◆ 表示テキスト:

--

説明

メディア撹拌型分散装置および磁気記録媒体

【課題】微粒子粉末が良好に効率よく分散され、凝集物のないスラリーが得られるメディア撹拌型分散装置を提供する。またこのメディア撹拌型分散装置で得られた磁性塗料を用いて高密度記録特性にすぐれた磁気記録媒体を提供する。
【解決手段】スラリー入口11を有する分散容器10と、前分散容器内に配置され、軸外径が前記分散容器の内径の1/2以上の回転自在な攪拌軸20と、前記攪拌軸と前記分散容器との間の分散室に分散用メディアが充填され、前記攪拌軸を回転駆動しながら前記スラリー入口からスラリーを導入し、前記分散容器内部を分散容器外部に接続するスラリー出口25からスラリーを排出することにより前記スラリーを分散するメディア攪拌型分散装置において、前記撹拌軸の前記スラリー入口側の前記分散容器端面側の端部に、前記スラリー入口側の前記分散容器端面近傍のスラリーを撹拌させる撹拌手段24を有することを特徴とする。

【発明の詳細な説明】
【技術分野】
【0001】
本発明は、メディア撹拌型分散装置と、このメディア撹拌型分散装置により得られた磁性塗料を用いて製造された磁気記録媒体に関するものであり、とくに、微粒子粉末を含むスラリーの分散に適したメディア撹拌型分散装置とこのメディア撹拌型分散装置により得られた磁性塗料を用いて製造された、磁気特性や電磁変換特性に優れる磁気記録媒体に関するものである。
【背景技術】
【0002】
微粒子粉末を含むスラリー(以下、塗料ともいう)は、さまざまな分野に応用されている、一例として微粒子磁性粉末を分散させた磁性塗料は、磁気記録媒体の製造に用いられている。

--

◆ データ部:

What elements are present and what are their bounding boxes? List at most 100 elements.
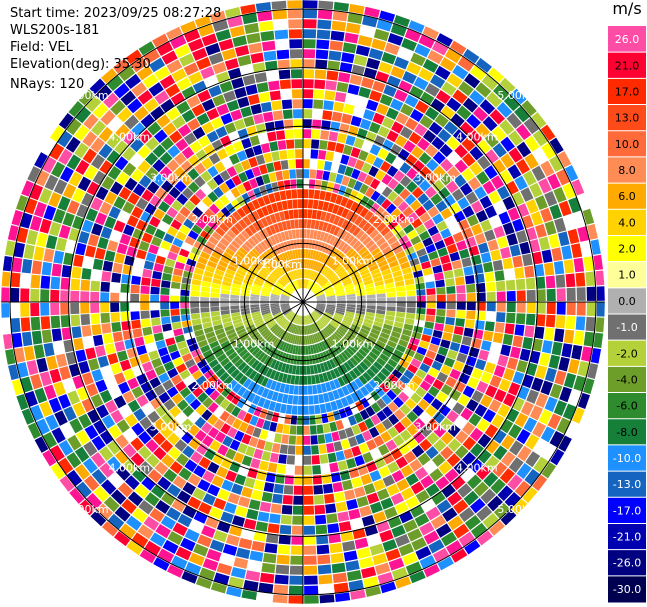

--

◆ 記述課題:
(1) 分散装置の説明文のうち、「メディア撹拌型分散装置および磁気記録媒体」から「4を有することを特徴とする。」までの部分を、一字も変えずに出力してもらえますか。
(2) 分散装置の説明文の【解決手段】で参照符号が付いている構成要素を、符号ごとすべて挙げてもらえますか。
資料は分散装置の説明文とは切り離された別物です。

◆ 課題の結果:
(1)
メディア撹拌型分散装置および磁気記録媒体

【課題】微粒子粉末が良好に効率よく分散され、凝集物のないスラリーが得られるメディア撹拌型分散装置を提供する。またこのメディア撹拌型分散装置で得られた磁性塗料を用いて高密度記録特性にすぐれた磁気記録媒体を提供する。
【解決手段】スラリー入口11を有する分散容器10と、前分散容器内に配置され、軸外径が前記分散容器の内径の1/2以上の回転自在な攪拌軸20と、前記攪拌軸と前記分散容器との間の分散室に分散用メディアが充填され、前記攪拌軸を回転駆動しながら前記スラリー入口からスラリーを導入し、前記分散容器内部を分散容器外部に接続するスラリー出口25からスラリーを排出することにより前記スラリーを分散するメディア攪拌型分散装置において、前記撹拌軸の前記スラリー入口側の前記分散容器端面側の端部に、前記スラリー入口側の前記分散容器端面近傍のスラリーを撹拌させる撹拌手段24を有することを特徴とする。

(2) スラリー入口11、分散容器10、攪拌軸20、スラリー出口25、撹拌手段24